▶ INSTRUCTIONS FOR THE TASK:
Reproduce every one of the following rows word for word, leaving out the pictures.

▶ RECORDS FOR PROCESSING:
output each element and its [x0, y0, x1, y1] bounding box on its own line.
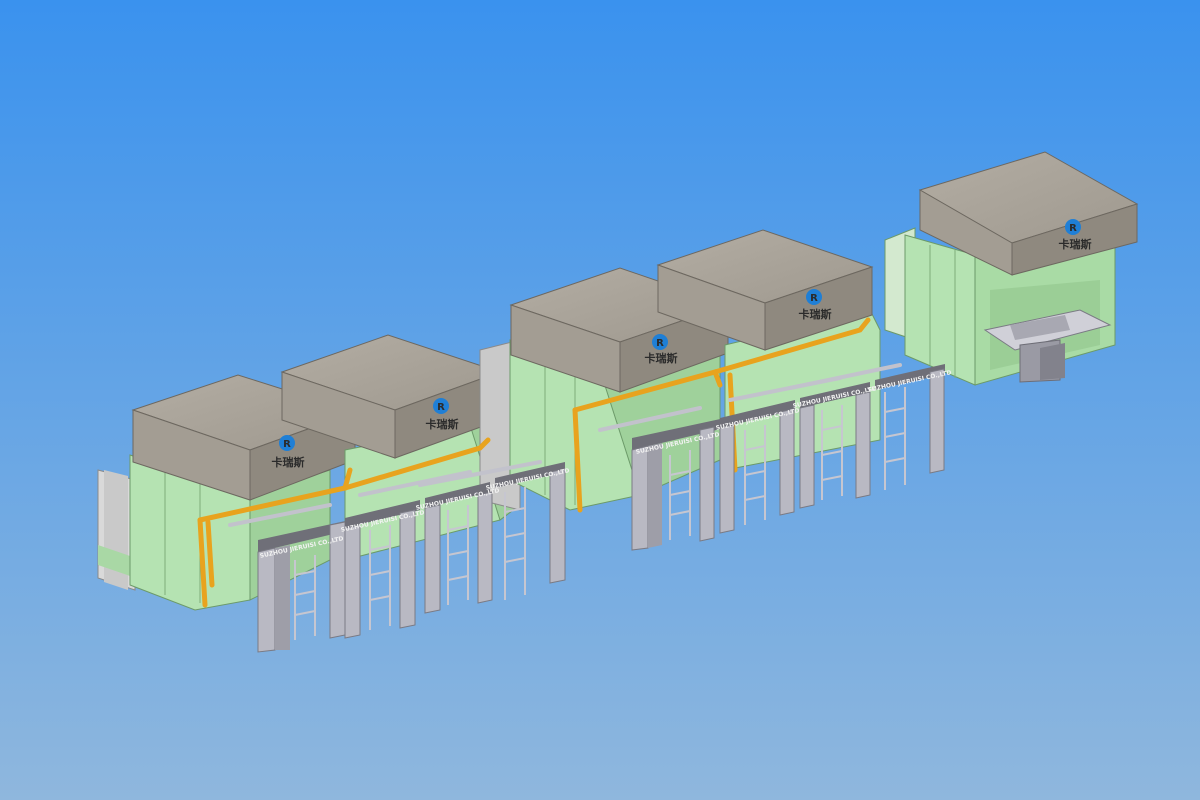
- svg-text:卡瑞斯: 卡瑞斯: [1059, 237, 1092, 251]
- svg-text:R: R: [810, 293, 818, 304]
- svg-text:R: R: [437, 402, 445, 413]
- logo-icon: R: [652, 334, 668, 350]
- logo-icon: R: [1065, 219, 1081, 235]
- logo-icon: R: [806, 289, 822, 305]
- svg-text:卡瑞斯: 卡瑞斯: [799, 307, 832, 321]
- svg-text:卡瑞斯: 卡瑞斯: [426, 417, 459, 431]
- svg-text:R: R: [656, 338, 664, 349]
- svg-text:R: R: [1069, 223, 1077, 234]
- press-line-render: R 卡瑞斯 R 卡瑞斯 R 卡瑞斯 R 卡瑞斯 R 卡瑞斯 SUZHOU JIE…: [0, 0, 1200, 800]
- svg-text:卡瑞斯: 卡瑞斯: [645, 351, 678, 365]
- logo-icon: R: [433, 398, 449, 414]
- logo-icon: R: [279, 435, 295, 451]
- svg-text:卡瑞斯: 卡瑞斯: [272, 455, 305, 469]
- svg-text:R: R: [283, 439, 291, 450]
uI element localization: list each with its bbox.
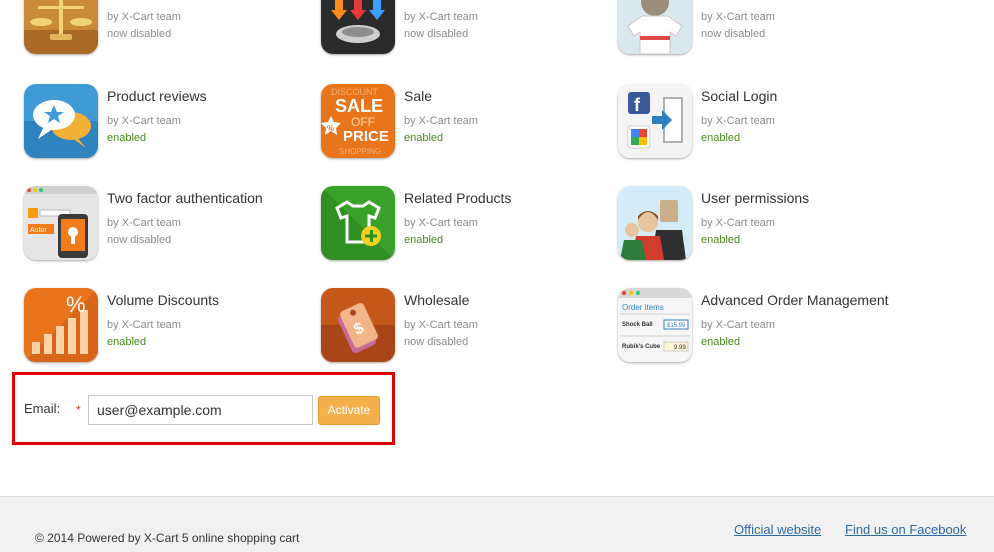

▶ TASK RESULT:
output each element and its [x0, y0, x1, y1] bounding box on its own line.
- svg-text:卡瑞斯: 卡瑞斯: [1059, 237, 1092, 251]
- svg-text:R: R: [810, 293, 818, 304]
- svg-text:R: R: [437, 402, 445, 413]
- logo-icon: R: [652, 334, 668, 350]
- logo-icon: R: [1065, 219, 1081, 235]
- logo-icon: R: [806, 289, 822, 305]
- svg-text:卡瑞斯: 卡瑞斯: [799, 307, 832, 321]
- svg-text:卡瑞斯: 卡瑞斯: [426, 417, 459, 431]
- svg-text:R: R: [656, 338, 664, 349]
- svg-text:R: R: [1069, 223, 1077, 234]
- press-line-render: R 卡瑞斯 R 卡瑞斯 R 卡瑞斯 R 卡瑞斯 R 卡瑞斯 SUZHOU JIE…: [0, 0, 1200, 800]
- svg-text:卡瑞斯: 卡瑞斯: [645, 351, 678, 365]
- logo-icon: R: [433, 398, 449, 414]
- logo-icon: R: [279, 435, 295, 451]
- svg-text:卡瑞斯: 卡瑞斯: [272, 455, 305, 469]
- svg-text:R: R: [283, 439, 291, 450]
uI element localization: list each with its bbox.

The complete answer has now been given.